** begin **

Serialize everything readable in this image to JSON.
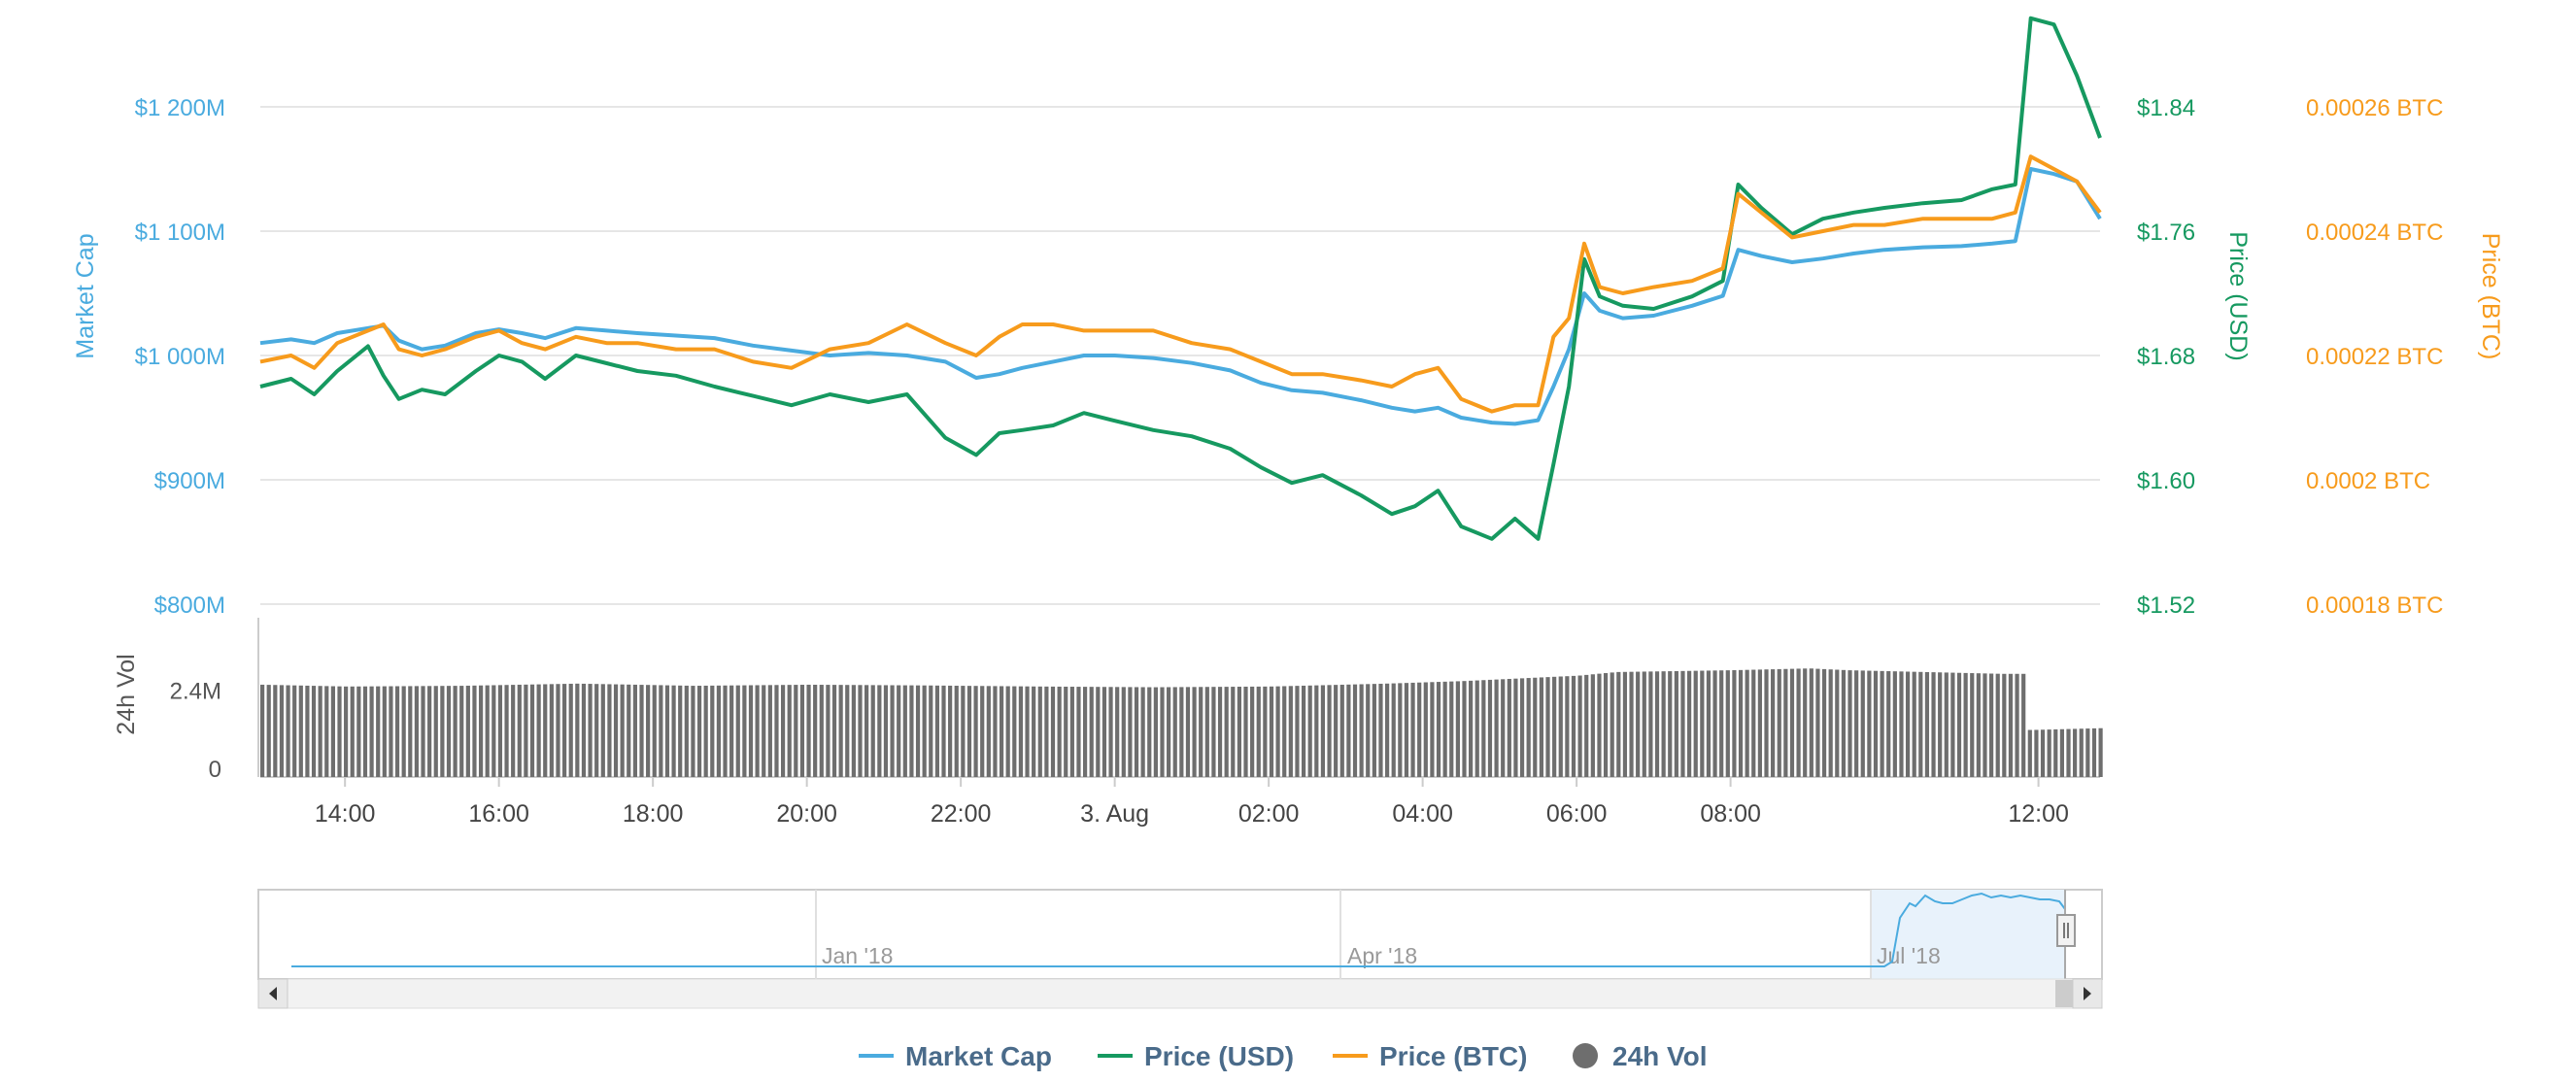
{
  "chart_data": {
    "type": "line",
    "x_axis": {
      "tick_labels": [
        "14:00",
        "16:00",
        "18:00",
        "20:00",
        "22:00",
        "3. Aug",
        "02:00",
        "04:00",
        "06:00",
        "08:00",
        "12:00"
      ],
      "tick_hours": [
        14,
        16,
        18,
        20,
        22,
        24,
        26,
        28,
        30,
        32,
        36
      ],
      "range_hours": [
        12.9,
        36.8
      ]
    },
    "axes": {
      "market_cap": {
        "title": "Market Cap",
        "ticks": [
          "$800M",
          "$900M",
          "$1 000M",
          "$1 100M",
          "$1 200M"
        ],
        "tick_values": [
          800,
          900,
          1000,
          1100,
          1200
        ],
        "range": [
          800,
          1200
        ],
        "color": "#4aabdf"
      },
      "price_usd": {
        "title": "Price (USD)",
        "ticks": [
          "$1.52",
          "$1.60",
          "$1.68",
          "$1.76",
          "$1.84"
        ],
        "tick_values": [
          1.52,
          1.6,
          1.68,
          1.76,
          1.84
        ],
        "range": [
          1.52,
          1.84
        ],
        "color": "#169960"
      },
      "price_btc": {
        "title": "Price (BTC)",
        "ticks": [
          "0.00018 BTC",
          "0.0002 BTC",
          "0.00022 BTC",
          "0.00024 BTC",
          "0.00026 BTC"
        ],
        "tick_values": [
          0.00018,
          0.0002,
          0.00022,
          0.00024,
          0.00026
        ],
        "range": [
          0.00018,
          0.00026
        ],
        "color": "#f79b1c"
      },
      "volume": {
        "title": "24h Vol",
        "ticks": [
          "0",
          "2.4M"
        ],
        "tick_values": [
          0,
          2.4
        ],
        "range": [
          0,
          4.4
        ],
        "color": "#555555"
      }
    },
    "series": [
      {
        "name": "Market Cap",
        "axis": "market_cap",
        "color": "#4aabdf",
        "points": [
          [
            12.9,
            1010
          ],
          [
            13.3,
            1013
          ],
          [
            13.6,
            1010
          ],
          [
            13.9,
            1018
          ],
          [
            14.3,
            1022
          ],
          [
            14.5,
            1024
          ],
          [
            14.7,
            1012
          ],
          [
            15.0,
            1005
          ],
          [
            15.3,
            1008
          ],
          [
            15.7,
            1018
          ],
          [
            16.0,
            1021
          ],
          [
            16.3,
            1018
          ],
          [
            16.6,
            1014
          ],
          [
            17.0,
            1022
          ],
          [
            17.4,
            1020
          ],
          [
            17.8,
            1018
          ],
          [
            18.3,
            1016
          ],
          [
            18.8,
            1014
          ],
          [
            19.3,
            1008
          ],
          [
            19.8,
            1004
          ],
          [
            20.3,
            1000
          ],
          [
            20.8,
            1002
          ],
          [
            21.3,
            1000
          ],
          [
            21.8,
            995
          ],
          [
            22.2,
            982
          ],
          [
            22.5,
            985
          ],
          [
            22.8,
            990
          ],
          [
            23.2,
            995
          ],
          [
            23.6,
            1000
          ],
          [
            24.0,
            1000
          ],
          [
            24.5,
            998
          ],
          [
            25.0,
            994
          ],
          [
            25.5,
            988
          ],
          [
            25.9,
            978
          ],
          [
            26.3,
            972
          ],
          [
            26.7,
            970
          ],
          [
            27.2,
            964
          ],
          [
            27.6,
            958
          ],
          [
            27.9,
            955
          ],
          [
            28.2,
            958
          ],
          [
            28.5,
            950
          ],
          [
            28.9,
            946
          ],
          [
            29.2,
            945
          ],
          [
            29.5,
            948
          ],
          [
            29.7,
            975
          ],
          [
            29.9,
            1005
          ],
          [
            30.1,
            1050
          ],
          [
            30.3,
            1036
          ],
          [
            30.6,
            1030
          ],
          [
            31.0,
            1032
          ],
          [
            31.5,
            1040
          ],
          [
            31.9,
            1048
          ],
          [
            32.1,
            1085
          ],
          [
            32.4,
            1080
          ],
          [
            32.8,
            1075
          ],
          [
            33.2,
            1078
          ],
          [
            33.6,
            1082
          ],
          [
            34.0,
            1085
          ],
          [
            34.5,
            1087
          ],
          [
            35.0,
            1088
          ],
          [
            35.4,
            1090
          ],
          [
            35.7,
            1092
          ],
          [
            35.9,
            1150
          ],
          [
            36.2,
            1146
          ],
          [
            36.5,
            1140
          ],
          [
            36.8,
            1110
          ]
        ]
      },
      {
        "name": "Price (USD)",
        "axis": "price_usd",
        "color": "#169960",
        "points": [
          [
            12.9,
            1.66
          ],
          [
            13.3,
            1.665
          ],
          [
            13.6,
            1.655
          ],
          [
            13.9,
            1.67
          ],
          [
            14.3,
            1.686
          ],
          [
            14.5,
            1.667
          ],
          [
            14.7,
            1.652
          ],
          [
            15.0,
            1.658
          ],
          [
            15.3,
            1.655
          ],
          [
            15.7,
            1.67
          ],
          [
            16.0,
            1.68
          ],
          [
            16.3,
            1.676
          ],
          [
            16.6,
            1.665
          ],
          [
            17.0,
            1.68
          ],
          [
            17.4,
            1.675
          ],
          [
            17.8,
            1.67
          ],
          [
            18.3,
            1.667
          ],
          [
            18.8,
            1.66
          ],
          [
            19.3,
            1.654
          ],
          [
            19.8,
            1.648
          ],
          [
            20.3,
            1.655
          ],
          [
            20.8,
            1.65
          ],
          [
            21.3,
            1.655
          ],
          [
            21.8,
            1.627
          ],
          [
            22.2,
            1.616
          ],
          [
            22.5,
            1.63
          ],
          [
            22.8,
            1.632
          ],
          [
            23.2,
            1.635
          ],
          [
            23.6,
            1.643
          ],
          [
            24.0,
            1.638
          ],
          [
            24.5,
            1.632
          ],
          [
            25.0,
            1.628
          ],
          [
            25.5,
            1.62
          ],
          [
            25.9,
            1.608
          ],
          [
            26.3,
            1.598
          ],
          [
            26.7,
            1.603
          ],
          [
            27.2,
            1.59
          ],
          [
            27.6,
            1.578
          ],
          [
            27.9,
            1.583
          ],
          [
            28.2,
            1.593
          ],
          [
            28.5,
            1.57
          ],
          [
            28.9,
            1.562
          ],
          [
            29.2,
            1.575
          ],
          [
            29.5,
            1.562
          ],
          [
            29.7,
            1.61
          ],
          [
            29.9,
            1.66
          ],
          [
            30.1,
            1.742
          ],
          [
            30.3,
            1.718
          ],
          [
            30.6,
            1.712
          ],
          [
            31.0,
            1.71
          ],
          [
            31.5,
            1.718
          ],
          [
            31.9,
            1.728
          ],
          [
            32.1,
            1.79
          ],
          [
            32.4,
            1.775
          ],
          [
            32.8,
            1.758
          ],
          [
            33.2,
            1.768
          ],
          [
            33.6,
            1.772
          ],
          [
            34.0,
            1.775
          ],
          [
            34.5,
            1.778
          ],
          [
            35.0,
            1.78
          ],
          [
            35.4,
            1.787
          ],
          [
            35.7,
            1.79
          ],
          [
            35.9,
            1.897
          ],
          [
            36.2,
            1.893
          ],
          [
            36.5,
            1.86
          ],
          [
            36.8,
            1.82
          ]
        ]
      },
      {
        "name": "Price (BTC)",
        "axis": "price_btc",
        "color": "#f79b1c",
        "points": [
          [
            12.9,
            0.000219
          ],
          [
            13.3,
            0.00022
          ],
          [
            13.6,
            0.000218
          ],
          [
            13.9,
            0.000222
          ],
          [
            14.3,
            0.000224
          ],
          [
            14.5,
            0.000225
          ],
          [
            14.7,
            0.000221
          ],
          [
            15.0,
            0.00022
          ],
          [
            15.3,
            0.000221
          ],
          [
            15.7,
            0.000223
          ],
          [
            16.0,
            0.000224
          ],
          [
            16.3,
            0.000222
          ],
          [
            16.6,
            0.000221
          ],
          [
            17.0,
            0.000223
          ],
          [
            17.4,
            0.000222
          ],
          [
            17.8,
            0.000222
          ],
          [
            18.3,
            0.000221
          ],
          [
            18.8,
            0.000221
          ],
          [
            19.3,
            0.000219
          ],
          [
            19.8,
            0.000218
          ],
          [
            20.3,
            0.000221
          ],
          [
            20.8,
            0.000222
          ],
          [
            21.3,
            0.000225
          ],
          [
            21.8,
            0.000222
          ],
          [
            22.2,
            0.00022
          ],
          [
            22.5,
            0.000223
          ],
          [
            22.8,
            0.000225
          ],
          [
            23.2,
            0.000225
          ],
          [
            23.6,
            0.000224
          ],
          [
            24.0,
            0.000224
          ],
          [
            24.5,
            0.000224
          ],
          [
            25.0,
            0.000222
          ],
          [
            25.5,
            0.000221
          ],
          [
            25.9,
            0.000219
          ],
          [
            26.3,
            0.000217
          ],
          [
            26.7,
            0.000217
          ],
          [
            27.2,
            0.000216
          ],
          [
            27.6,
            0.000215
          ],
          [
            27.9,
            0.000217
          ],
          [
            28.2,
            0.000218
          ],
          [
            28.5,
            0.000213
          ],
          [
            28.9,
            0.000211
          ],
          [
            29.2,
            0.000212
          ],
          [
            29.5,
            0.000212
          ],
          [
            29.7,
            0.000223
          ],
          [
            29.9,
            0.000226
          ],
          [
            30.1,
            0.000238
          ],
          [
            30.3,
            0.000231
          ],
          [
            30.6,
            0.00023
          ],
          [
            31.0,
            0.000231
          ],
          [
            31.5,
            0.000232
          ],
          [
            31.9,
            0.000234
          ],
          [
            32.1,
            0.000246
          ],
          [
            32.4,
            0.000243
          ],
          [
            32.8,
            0.000239
          ],
          [
            33.2,
            0.00024
          ],
          [
            33.6,
            0.000241
          ],
          [
            34.0,
            0.000241
          ],
          [
            34.5,
            0.000242
          ],
          [
            35.0,
            0.000242
          ],
          [
            35.4,
            0.000242
          ],
          [
            35.7,
            0.000243
          ],
          [
            35.9,
            0.000252
          ],
          [
            36.2,
            0.00025
          ],
          [
            36.5,
            0.000248
          ],
          [
            36.8,
            0.000243
          ]
        ]
      }
    ],
    "volume": {
      "name": "24h Vol",
      "color": "#6e6e6e",
      "points": [
        [
          12.9,
          2.55
        ],
        [
          14.0,
          2.5
        ],
        [
          15.5,
          2.52
        ],
        [
          17.0,
          2.58
        ],
        [
          18.5,
          2.52
        ],
        [
          20.0,
          2.55
        ],
        [
          21.5,
          2.53
        ],
        [
          23.0,
          2.5
        ],
        [
          24.5,
          2.48
        ],
        [
          26.0,
          2.5
        ],
        [
          27.5,
          2.58
        ],
        [
          28.5,
          2.65
        ],
        [
          29.5,
          2.75
        ],
        [
          30.0,
          2.8
        ],
        [
          30.5,
          2.9
        ],
        [
          32.0,
          2.95
        ],
        [
          33.0,
          3.0
        ],
        [
          33.5,
          2.95
        ],
        [
          34.5,
          2.9
        ],
        [
          35.5,
          2.85
        ],
        [
          35.9,
          1.3
        ],
        [
          36.8,
          1.35
        ]
      ]
    },
    "navigator": {
      "tick_labels": [
        "Jan '18",
        "Apr '18",
        "Jul '18"
      ]
    },
    "legend": {
      "position": "bottom-center",
      "items": [
        {
          "label": "Market Cap",
          "color": "#4aabdf",
          "symbol": "line"
        },
        {
          "label": "Price (USD)",
          "color": "#169960",
          "symbol": "line"
        },
        {
          "label": "Price (BTC)",
          "color": "#f79b1c",
          "symbol": "line"
        },
        {
          "label": "24h Vol",
          "color": "#6e6e6e",
          "symbol": "circle"
        }
      ]
    },
    "grid": true
  }
}
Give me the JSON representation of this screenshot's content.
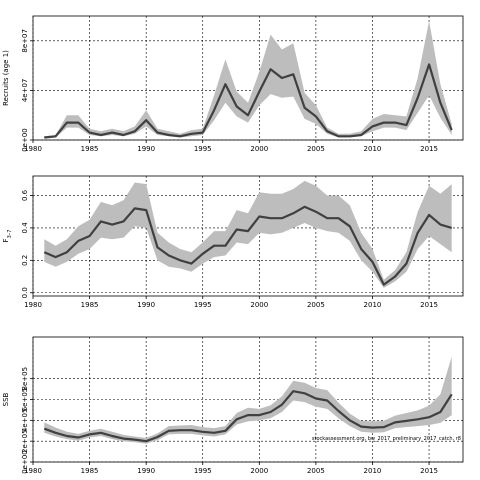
{
  "chart_data": [
    {
      "type": "line",
      "ylabel": "Recruits (age 1)",
      "xlim": [
        1980,
        2018
      ],
      "ylim": [
        0,
        100000000
      ],
      "x_ticks": [
        1980,
        1985,
        1990,
        1995,
        2000,
        2005,
        2010,
        2015
      ],
      "y_ticks": [
        0,
        40000000,
        80000000
      ],
      "y_tick_labels": [
        "0e+00",
        "4e+07",
        "8e+07"
      ],
      "grid": true,
      "series": [
        {
          "x": [
            1981,
            1982,
            1983,
            1984,
            1985,
            1986,
            1987,
            1988,
            1989,
            1990,
            1991,
            1992,
            1993,
            1994,
            1995,
            1996,
            1997,
            1998,
            1999,
            2000,
            2001,
            2002,
            2003,
            2004,
            2005,
            2006,
            2007,
            2008,
            2009,
            2010,
            2011,
            2012,
            2013,
            2014,
            2015,
            2016,
            2017
          ],
          "values": [
            2000000,
            3000000,
            14000000,
            14000000,
            6000000,
            4000000,
            6000000,
            4000000,
            7000000,
            16000000,
            6000000,
            4000000,
            3000000,
            5000000,
            6000000,
            24000000,
            45000000,
            27000000,
            20000000,
            39000000,
            57000000,
            50000000,
            53000000,
            26000000,
            19000000,
            7000000,
            3000000,
            3000000,
            4000000,
            11000000,
            14000000,
            14000000,
            12000000,
            34000000,
            61000000,
            30000000,
            8000000
          ],
          "lower": [
            1000000,
            2000000,
            10000000,
            10000000,
            4000000,
            3000000,
            4000000,
            3000000,
            5000000,
            11000000,
            4000000,
            3000000,
            2000000,
            3000000,
            4000000,
            16000000,
            30000000,
            19000000,
            14000000,
            28000000,
            37000000,
            34000000,
            35000000,
            17000000,
            13000000,
            5000000,
            2000000,
            2000000,
            3000000,
            7000000,
            10000000,
            10000000,
            8000000,
            22000000,
            36000000,
            18000000,
            4000000
          ],
          "upper": [
            3000000,
            4000000,
            20000000,
            20000000,
            9000000,
            7000000,
            9000000,
            7000000,
            11000000,
            24000000,
            9000000,
            7000000,
            5000000,
            8000000,
            9000000,
            36000000,
            65000000,
            39000000,
            30000000,
            55000000,
            85000000,
            73000000,
            78000000,
            38000000,
            28000000,
            10000000,
            5000000,
            5000000,
            7000000,
            17000000,
            21000000,
            20000000,
            19000000,
            50000000,
            96000000,
            45000000,
            13000000
          ]
        }
      ]
    },
    {
      "type": "line",
      "ylabel": "F3–7",
      "xlim": [
        1980,
        2018
      ],
      "ylim": [
        -0.02,
        0.72
      ],
      "x_ticks": [
        1980,
        1985,
        1990,
        1995,
        2000,
        2005,
        2010,
        2015
      ],
      "y_ticks": [
        0.0,
        0.2,
        0.4,
        0.6
      ],
      "y_tick_labels": [
        "0.0",
        "0.2",
        "0.4",
        "0.6"
      ],
      "grid": true,
      "series": [
        {
          "x": [
            1981,
            1982,
            1983,
            1984,
            1985,
            1986,
            1987,
            1988,
            1989,
            1990,
            1991,
            1992,
            1993,
            1994,
            1995,
            1996,
            1997,
            1998,
            1999,
            2000,
            2001,
            2002,
            2003,
            2004,
            2005,
            2006,
            2007,
            2008,
            2009,
            2010,
            2011,
            2012,
            2013,
            2014,
            2015,
            2016,
            2017
          ],
          "values": [
            0.25,
            0.22,
            0.25,
            0.32,
            0.35,
            0.44,
            0.42,
            0.44,
            0.52,
            0.51,
            0.28,
            0.23,
            0.2,
            0.18,
            0.24,
            0.29,
            0.29,
            0.39,
            0.38,
            0.47,
            0.46,
            0.46,
            0.49,
            0.53,
            0.5,
            0.46,
            0.46,
            0.41,
            0.27,
            0.19,
            0.05,
            0.1,
            0.18,
            0.37,
            0.48,
            0.42,
            0.4
          ],
          "lower": [
            0.19,
            0.16,
            0.19,
            0.24,
            0.27,
            0.34,
            0.33,
            0.34,
            0.41,
            0.4,
            0.2,
            0.16,
            0.15,
            0.13,
            0.18,
            0.22,
            0.23,
            0.31,
            0.3,
            0.37,
            0.36,
            0.37,
            0.4,
            0.43,
            0.4,
            0.38,
            0.37,
            0.32,
            0.2,
            0.13,
            0.03,
            0.07,
            0.13,
            0.27,
            0.35,
            0.3,
            0.25
          ],
          "upper": [
            0.33,
            0.29,
            0.33,
            0.41,
            0.45,
            0.56,
            0.54,
            0.57,
            0.68,
            0.67,
            0.37,
            0.31,
            0.27,
            0.25,
            0.31,
            0.38,
            0.38,
            0.51,
            0.49,
            0.62,
            0.61,
            0.61,
            0.64,
            0.69,
            0.66,
            0.6,
            0.6,
            0.54,
            0.37,
            0.27,
            0.08,
            0.14,
            0.25,
            0.5,
            0.66,
            0.61,
            0.67
          ]
        }
      ]
    },
    {
      "type": "line",
      "ylabel": "SSB",
      "xlim": [
        1980,
        2018
      ],
      "ylim": [
        0,
        1200000
      ],
      "x_ticks": [
        1980,
        1985,
        1990,
        1995,
        2000,
        2005,
        2010,
        2015
      ],
      "y_ticks": [
        0,
        200000,
        400000,
        600000,
        800000
      ],
      "y_tick_labels": [
        "0e+00",
        "2e+05",
        "4e+05",
        "6e+05",
        "8e+05"
      ],
      "grid": true,
      "annotation": "stockassessment.org, bw_2017_preliminary_2017_catch, r8",
      "series": [
        {
          "x": [
            1981,
            1982,
            1983,
            1984,
            1985,
            1986,
            1987,
            1988,
            1989,
            1990,
            1991,
            1992,
            1993,
            1994,
            1995,
            1996,
            1997,
            1998,
            1999,
            2000,
            2001,
            2002,
            2003,
            2004,
            2005,
            2006,
            2007,
            2008,
            2009,
            2010,
            2011,
            2012,
            2013,
            2014,
            2015,
            2016,
            2017
          ],
          "values": [
            320000,
            280000,
            250000,
            235000,
            265000,
            280000,
            250000,
            225000,
            215000,
            200000,
            240000,
            300000,
            305000,
            305000,
            290000,
            280000,
            300000,
            410000,
            450000,
            450000,
            480000,
            550000,
            680000,
            660000,
            610000,
            590000,
            490000,
            400000,
            340000,
            330000,
            335000,
            380000,
            395000,
            410000,
            430000,
            480000,
            650000
          ],
          "lower": [
            280000,
            245000,
            220000,
            205000,
            235000,
            250000,
            220000,
            198000,
            190000,
            175000,
            210000,
            265000,
            270000,
            270000,
            255000,
            245000,
            265000,
            360000,
            390000,
            400000,
            420000,
            480000,
            590000,
            575000,
            530000,
            510000,
            420000,
            345000,
            290000,
            280000,
            285000,
            325000,
            335000,
            345000,
            355000,
            375000,
            450000
          ],
          "upper": [
            380000,
            330000,
            290000,
            270000,
            300000,
            320000,
            290000,
            260000,
            245000,
            230000,
            275000,
            345000,
            350000,
            355000,
            335000,
            325000,
            345000,
            470000,
            520000,
            510000,
            545000,
            630000,
            780000,
            760000,
            710000,
            690000,
            570000,
            465000,
            395000,
            390000,
            395000,
            445000,
            470000,
            495000,
            540000,
            650000,
            1010000
          ]
        }
      ]
    }
  ],
  "panels": [
    {
      "ylabel": "Recruits (age 1)"
    },
    {
      "ylabel": "F",
      "ylabel_subscript": "3–7"
    },
    {
      "ylabel": "SSB",
      "annotation": "stockassessment.org, bw_2017_preliminary_2017_catch, r8"
    }
  ],
  "style": {
    "band_color": "#bdbdbd",
    "line_color": "#404040",
    "grid_color": "#000000"
  }
}
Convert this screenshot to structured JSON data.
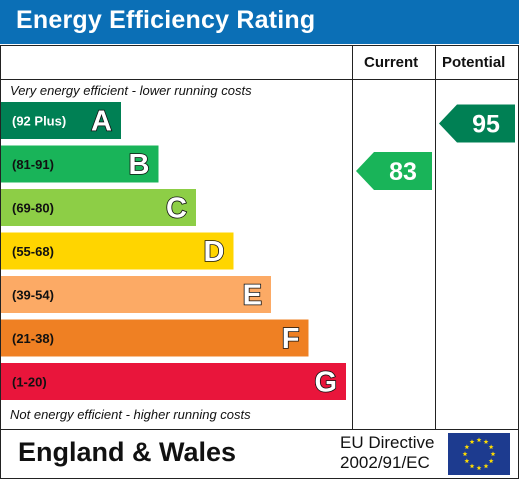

** end **

* **Work required**: Your answer should be only a number: how many lines of the data above contain the string "JSON"?

* **Result for this exercise**: 3